Collection entries:
§

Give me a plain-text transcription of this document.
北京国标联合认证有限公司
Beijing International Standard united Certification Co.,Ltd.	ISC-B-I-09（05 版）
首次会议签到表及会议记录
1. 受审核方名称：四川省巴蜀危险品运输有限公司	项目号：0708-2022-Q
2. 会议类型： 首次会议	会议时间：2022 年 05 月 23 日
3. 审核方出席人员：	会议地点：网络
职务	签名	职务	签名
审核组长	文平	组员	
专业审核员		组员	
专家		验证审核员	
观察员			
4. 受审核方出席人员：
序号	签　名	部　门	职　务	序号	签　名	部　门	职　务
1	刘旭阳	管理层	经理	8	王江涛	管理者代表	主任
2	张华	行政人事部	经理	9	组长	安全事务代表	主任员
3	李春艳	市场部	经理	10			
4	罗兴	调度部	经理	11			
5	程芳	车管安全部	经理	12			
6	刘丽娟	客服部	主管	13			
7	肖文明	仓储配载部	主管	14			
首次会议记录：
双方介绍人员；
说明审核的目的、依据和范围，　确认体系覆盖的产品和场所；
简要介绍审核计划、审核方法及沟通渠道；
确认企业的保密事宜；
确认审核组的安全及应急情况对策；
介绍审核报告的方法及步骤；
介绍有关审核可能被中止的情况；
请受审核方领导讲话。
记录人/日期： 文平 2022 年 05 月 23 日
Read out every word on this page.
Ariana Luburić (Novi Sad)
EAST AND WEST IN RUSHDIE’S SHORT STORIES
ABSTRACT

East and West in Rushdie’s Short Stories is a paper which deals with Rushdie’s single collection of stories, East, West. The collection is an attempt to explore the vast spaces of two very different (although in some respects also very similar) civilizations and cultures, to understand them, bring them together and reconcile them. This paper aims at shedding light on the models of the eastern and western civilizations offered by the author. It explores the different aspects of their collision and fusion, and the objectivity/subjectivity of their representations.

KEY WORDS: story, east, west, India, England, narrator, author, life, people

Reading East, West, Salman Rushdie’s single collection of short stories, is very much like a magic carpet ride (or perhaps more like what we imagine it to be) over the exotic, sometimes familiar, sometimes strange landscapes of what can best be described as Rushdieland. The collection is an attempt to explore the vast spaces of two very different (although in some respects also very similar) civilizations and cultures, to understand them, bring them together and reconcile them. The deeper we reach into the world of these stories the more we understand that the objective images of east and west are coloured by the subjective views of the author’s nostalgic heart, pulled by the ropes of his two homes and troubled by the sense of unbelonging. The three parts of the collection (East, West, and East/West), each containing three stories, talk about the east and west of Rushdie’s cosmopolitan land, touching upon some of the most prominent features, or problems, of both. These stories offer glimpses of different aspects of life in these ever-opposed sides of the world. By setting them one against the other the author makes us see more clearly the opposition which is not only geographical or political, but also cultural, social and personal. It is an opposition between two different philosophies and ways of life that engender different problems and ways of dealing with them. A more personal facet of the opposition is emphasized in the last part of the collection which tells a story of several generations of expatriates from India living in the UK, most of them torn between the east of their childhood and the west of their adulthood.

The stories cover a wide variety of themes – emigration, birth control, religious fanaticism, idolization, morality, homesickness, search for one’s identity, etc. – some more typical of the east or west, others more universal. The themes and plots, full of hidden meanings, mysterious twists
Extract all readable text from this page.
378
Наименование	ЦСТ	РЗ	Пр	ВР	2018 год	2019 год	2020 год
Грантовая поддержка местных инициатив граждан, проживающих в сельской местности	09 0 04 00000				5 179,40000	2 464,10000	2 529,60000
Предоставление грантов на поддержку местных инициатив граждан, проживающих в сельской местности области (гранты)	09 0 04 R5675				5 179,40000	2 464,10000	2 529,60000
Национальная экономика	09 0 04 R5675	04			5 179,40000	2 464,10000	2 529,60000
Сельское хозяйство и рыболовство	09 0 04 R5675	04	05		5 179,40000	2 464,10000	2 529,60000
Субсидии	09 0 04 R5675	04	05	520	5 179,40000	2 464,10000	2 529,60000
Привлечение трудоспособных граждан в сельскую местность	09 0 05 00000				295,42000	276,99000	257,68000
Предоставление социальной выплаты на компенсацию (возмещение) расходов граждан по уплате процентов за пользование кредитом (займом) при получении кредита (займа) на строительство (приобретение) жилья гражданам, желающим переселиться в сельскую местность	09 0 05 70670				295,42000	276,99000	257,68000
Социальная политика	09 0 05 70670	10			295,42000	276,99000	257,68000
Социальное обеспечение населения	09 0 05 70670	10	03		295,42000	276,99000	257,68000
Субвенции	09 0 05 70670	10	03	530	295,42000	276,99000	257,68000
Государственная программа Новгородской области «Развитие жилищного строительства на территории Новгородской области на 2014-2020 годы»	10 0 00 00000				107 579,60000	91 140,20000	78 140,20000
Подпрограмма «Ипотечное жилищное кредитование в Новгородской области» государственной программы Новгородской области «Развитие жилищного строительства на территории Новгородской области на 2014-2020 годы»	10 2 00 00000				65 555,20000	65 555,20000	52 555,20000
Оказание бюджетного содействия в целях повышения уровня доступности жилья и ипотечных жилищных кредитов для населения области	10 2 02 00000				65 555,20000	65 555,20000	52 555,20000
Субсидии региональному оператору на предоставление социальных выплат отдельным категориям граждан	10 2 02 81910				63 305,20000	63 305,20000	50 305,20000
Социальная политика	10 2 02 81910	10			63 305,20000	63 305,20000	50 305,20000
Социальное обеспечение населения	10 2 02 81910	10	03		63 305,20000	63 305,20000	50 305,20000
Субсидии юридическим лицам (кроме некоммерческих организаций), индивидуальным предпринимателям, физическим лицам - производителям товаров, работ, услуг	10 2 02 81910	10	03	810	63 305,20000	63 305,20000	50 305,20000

§

THE REQUEST: Of the lines in the listing, how many hold the word "Развитие"? Nothing but the number is needed.

FINISHED TASK: 2